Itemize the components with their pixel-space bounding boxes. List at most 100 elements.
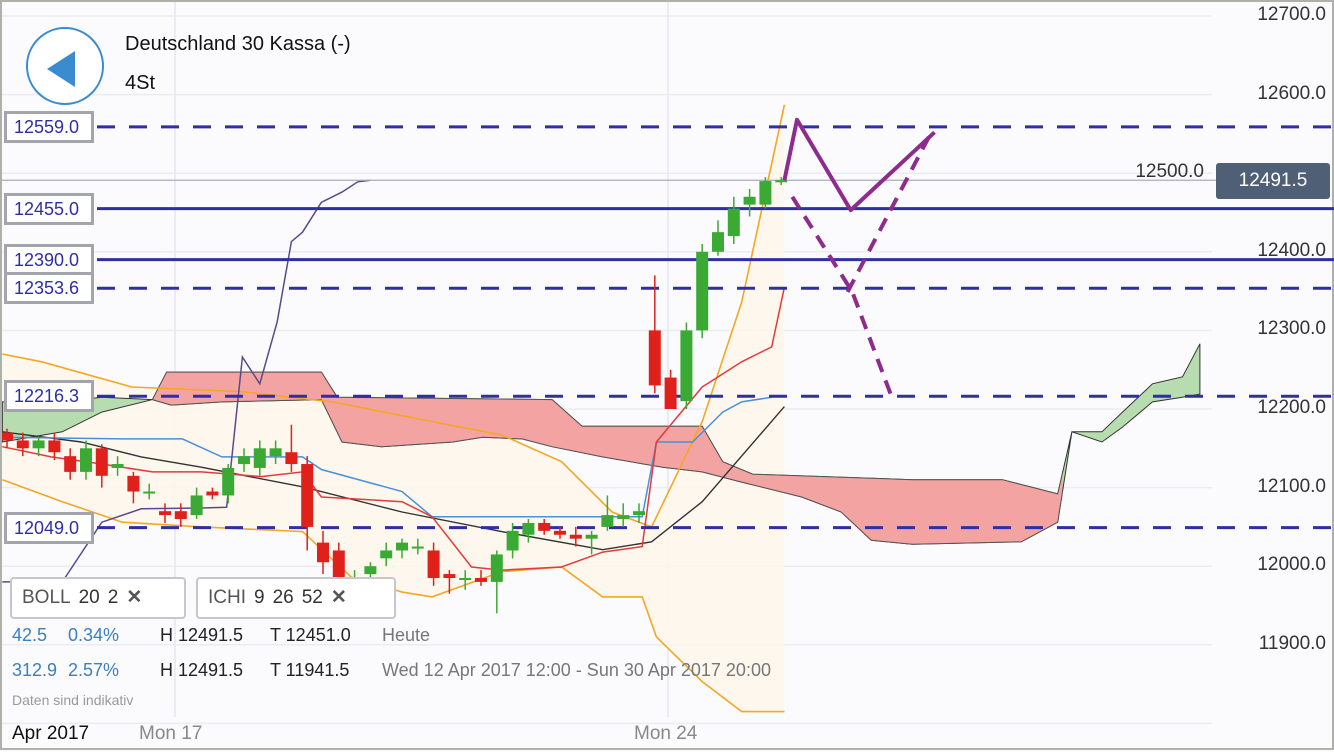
indicator-param: 2 xyxy=(107,587,119,608)
candle xyxy=(475,577,487,582)
indicator-param: 20 xyxy=(78,587,100,608)
candle xyxy=(680,330,693,402)
stat-high: H 12491.5 xyxy=(160,660,244,680)
candle xyxy=(759,181,772,205)
indicator-ichi[interactable]: ICHI 9 26 52 ✕ xyxy=(196,577,396,619)
indicator-param: 52 xyxy=(301,587,323,608)
ichimoku-base-line xyxy=(2,406,785,551)
stat-low: T 12451.0 xyxy=(270,625,351,645)
x-axis-tick: Mon 17 xyxy=(139,723,203,744)
y-axis-label: 12200.0 xyxy=(1257,397,1326,418)
candle xyxy=(159,511,171,516)
candle xyxy=(143,491,156,494)
candle xyxy=(443,574,456,578)
candle xyxy=(522,522,535,535)
projection-solid xyxy=(782,117,936,213)
level-label[interactable]: 12455.0 xyxy=(4,192,94,225)
candle xyxy=(396,542,408,551)
stat-high: H 12491.5 xyxy=(160,625,244,645)
candle xyxy=(633,511,645,516)
candle xyxy=(727,208,740,237)
candle xyxy=(490,554,503,582)
candle xyxy=(664,377,677,409)
x-axis-tick: Mon 24 xyxy=(634,723,698,744)
back-arrow-icon xyxy=(47,51,75,87)
stat-range: Heute xyxy=(382,625,431,645)
candle xyxy=(32,440,45,449)
candle xyxy=(617,515,630,520)
candle xyxy=(332,550,345,578)
stat-pct: 2.57% xyxy=(68,660,120,680)
stat-change: 312.9 xyxy=(12,660,58,680)
stat-range: Wed 12 Apr 2017 12:00 - Sun 30 Apr 2017 … xyxy=(382,660,771,680)
stat-pct: 0.34% xyxy=(68,625,120,645)
candle xyxy=(238,456,250,465)
indicator-param: 9 xyxy=(254,587,265,608)
y-axis-label: 11900.0 xyxy=(1258,632,1326,654)
candle xyxy=(285,452,298,465)
disclaimer: Daten sind indikativ xyxy=(12,692,134,708)
ichimoku-lagging xyxy=(2,179,371,583)
bollinger-lower xyxy=(2,478,785,713)
level-label[interactable]: 12216.3 xyxy=(4,380,94,413)
candle xyxy=(111,464,124,468)
candle xyxy=(48,440,61,453)
candle xyxy=(696,251,709,331)
ichimoku-cloud-bearish xyxy=(152,371,1063,545)
candle xyxy=(712,232,724,252)
level-label[interactable]: 12559.0 xyxy=(4,110,94,143)
current-price-badge: 12491.5 xyxy=(1216,163,1330,199)
x-axis-month: Apr 2017 xyxy=(12,723,90,744)
stat-low: T 11941.5 xyxy=(270,660,350,680)
level-label[interactable]: 12390.0 xyxy=(4,243,94,276)
candle xyxy=(538,522,551,531)
timeframe-label[interactable]: 4St xyxy=(125,72,156,94)
candle xyxy=(16,440,29,449)
indicator-name: ICHI xyxy=(208,587,246,608)
candle xyxy=(80,448,92,472)
indicator-param: 26 xyxy=(272,587,294,608)
close-icon[interactable]: ✕ xyxy=(126,587,143,608)
candle xyxy=(775,180,788,183)
candle xyxy=(127,475,140,492)
indicator-name: BOLL xyxy=(22,587,71,608)
candle xyxy=(648,330,661,386)
candle xyxy=(301,464,314,527)
candle xyxy=(569,534,582,539)
candle xyxy=(364,566,377,575)
y-axis-label: 12400.0 xyxy=(1257,239,1326,261)
instrument-title: Deutschland 30 Kassa (-) xyxy=(125,33,351,55)
bollinger-fill xyxy=(2,104,785,712)
y-axis-label: 12000.0 xyxy=(1257,554,1326,576)
close-icon[interactable]: ✕ xyxy=(330,587,347,608)
candle xyxy=(427,550,440,578)
candle xyxy=(269,448,282,457)
candle xyxy=(411,546,424,549)
ichimoku-tenkan xyxy=(2,287,786,571)
candle xyxy=(206,491,219,496)
back-button[interactable] xyxy=(26,27,104,105)
y-axis-label: 12700.0 xyxy=(1257,4,1326,25)
level-label[interactable]: 12049.0 xyxy=(4,511,94,544)
candle xyxy=(190,495,203,516)
candle xyxy=(95,448,108,476)
candle xyxy=(743,196,756,205)
y-axis-label: 12100.0 xyxy=(1257,475,1326,497)
candle xyxy=(174,511,187,520)
candle xyxy=(506,530,519,551)
stat-change: 42.5 xyxy=(12,625,48,645)
candle xyxy=(601,515,614,527)
candle xyxy=(64,456,77,472)
y-axis-label: 12600.0 xyxy=(1257,82,1326,104)
projection-dashed xyxy=(790,195,894,398)
candle xyxy=(317,542,329,563)
indicator-boll[interactable]: BOLL 20 2 ✕ xyxy=(10,577,186,619)
candle xyxy=(585,534,598,539)
level-label[interactable]: 12353.6 xyxy=(4,272,94,305)
candle xyxy=(459,577,472,580)
candle xyxy=(554,530,566,535)
projection-dashed xyxy=(845,131,934,293)
candle xyxy=(222,467,235,496)
y-axis-label: 12500.0 xyxy=(1135,161,1204,183)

┄┄┄┄┄┄┄┄┄┄

[Given instruction] Print every entry above line for line, without any change, and leave out the pictures.

[Task solution]
Itemize the components with their pixel-space bounding boxes. List at most 100 elements.
indicator-param: 2 xyxy=(107,587,119,608)
candle xyxy=(475,577,487,582)
indicator-param: 20 xyxy=(78,587,100,608)
candle xyxy=(680,330,693,402)
stat-high: H 12491.5 xyxy=(160,660,244,680)
candle xyxy=(759,181,772,205)
indicator-ichi[interactable]: ICHI 9 26 52 ✕ xyxy=(196,577,396,619)
indicator-param: 52 xyxy=(301,587,323,608)
ichimoku-base-line xyxy=(2,406,785,551)
stat-low: T 12451.0 xyxy=(270,625,351,645)
x-axis-tick: Mon 17 xyxy=(139,723,203,744)
y-axis-label: 12200.0 xyxy=(1257,397,1326,418)
candle xyxy=(159,511,171,516)
candle xyxy=(143,491,156,494)
candle xyxy=(443,574,456,578)
candle xyxy=(522,522,535,535)
projection-solid xyxy=(782,117,936,213)
level-label[interactable]: 12455.0 xyxy=(4,192,94,225)
candle xyxy=(396,542,408,551)
stat-high: H 12491.5 xyxy=(160,625,244,645)
candle xyxy=(633,511,645,516)
candle xyxy=(727,208,740,237)
candle xyxy=(490,554,503,582)
candle xyxy=(664,377,677,409)
x-axis-tick: Mon 24 xyxy=(634,723,698,744)
back-arrow-icon xyxy=(47,51,75,87)
stat-range: Heute xyxy=(382,625,431,645)
candle xyxy=(32,440,45,449)
candle xyxy=(617,515,630,520)
candle xyxy=(332,550,345,578)
stat-pct: 2.57% xyxy=(68,660,120,680)
stat-change: 312.9 xyxy=(12,660,58,680)
stat-range: Wed 12 Apr 2017 12:00 - Sun 30 Apr 2017 … xyxy=(382,660,771,680)
stat-pct: 0.34% xyxy=(68,625,120,645)
candle xyxy=(238,456,250,465)
indicator-param: 9 xyxy=(254,587,265,608)
y-axis-label: 11900.0 xyxy=(1258,632,1326,654)
candle xyxy=(285,452,298,465)
disclaimer: Daten sind indikativ xyxy=(12,692,134,708)
ichimoku-lagging xyxy=(2,179,371,583)
bollinger-lower xyxy=(2,478,785,713)
level-label[interactable]: 12216.3 xyxy=(4,380,94,413)
candle xyxy=(111,464,124,468)
candle xyxy=(48,440,61,453)
candle xyxy=(696,251,709,331)
ichimoku-cloud-bearish xyxy=(152,371,1063,545)
candle xyxy=(712,232,724,252)
level-label[interactable]: 12559.0 xyxy=(4,110,94,143)
current-price-badge: 12491.5 xyxy=(1216,163,1330,199)
x-axis-month: Apr 2017 xyxy=(12,723,90,744)
stat-low: T 11941.5 xyxy=(270,660,350,680)
level-label[interactable]: 12390.0 xyxy=(4,243,94,276)
candle xyxy=(538,522,551,531)
timeframe-label[interactable]: 4St xyxy=(125,72,156,94)
candle xyxy=(16,440,29,449)
indicator-name: ICHI xyxy=(208,587,246,608)
candle xyxy=(80,448,92,472)
indicator-param: 26 xyxy=(272,587,294,608)
close-icon[interactable]: ✕ xyxy=(126,587,143,608)
candle xyxy=(775,180,788,183)
candle xyxy=(127,475,140,492)
indicator-name: BOLL xyxy=(22,587,71,608)
candle xyxy=(648,330,661,386)
candle xyxy=(301,464,314,527)
candle xyxy=(569,534,582,539)
candle xyxy=(364,566,377,575)
y-axis-label: 12400.0 xyxy=(1257,239,1326,261)
instrument-title: Deutschland 30 Kassa (-) xyxy=(125,33,351,55)
bollinger-fill xyxy=(2,104,785,712)
y-axis-label: 12000.0 xyxy=(1257,554,1326,576)
close-icon[interactable]: ✕ xyxy=(330,587,347,608)
candle xyxy=(427,550,440,578)
candle xyxy=(269,448,282,457)
candle xyxy=(411,546,424,549)
ichimoku-tenkan xyxy=(2,287,786,571)
candle xyxy=(206,491,219,496)
back-button[interactable] xyxy=(26,27,104,105)
y-axis-label: 12700.0 xyxy=(1257,4,1326,25)
level-label[interactable]: 12049.0 xyxy=(4,511,94,544)
candle xyxy=(190,495,203,516)
candle xyxy=(95,448,108,476)
candle xyxy=(743,196,756,205)
y-axis-label: 12100.0 xyxy=(1257,475,1326,497)
candle xyxy=(174,511,187,520)
candle xyxy=(506,530,519,551)
stat-change: 42.5 xyxy=(12,625,48,645)
candle xyxy=(601,515,614,527)
candle xyxy=(64,456,77,472)
y-axis-label: 12600.0 xyxy=(1257,82,1326,104)
projection-dashed xyxy=(790,195,894,398)
candle xyxy=(317,542,329,563)
indicator-boll[interactable]: BOLL 20 2 ✕ xyxy=(10,577,186,619)
candle xyxy=(585,534,598,539)
level-label[interactable]: 12353.6 xyxy=(4,272,94,305)
candle xyxy=(459,577,472,580)
candle xyxy=(554,530,566,535)
projection-dashed xyxy=(845,131,934,293)
candle xyxy=(222,467,235,496)
y-axis-label: 12500.0 xyxy=(1135,161,1204,183)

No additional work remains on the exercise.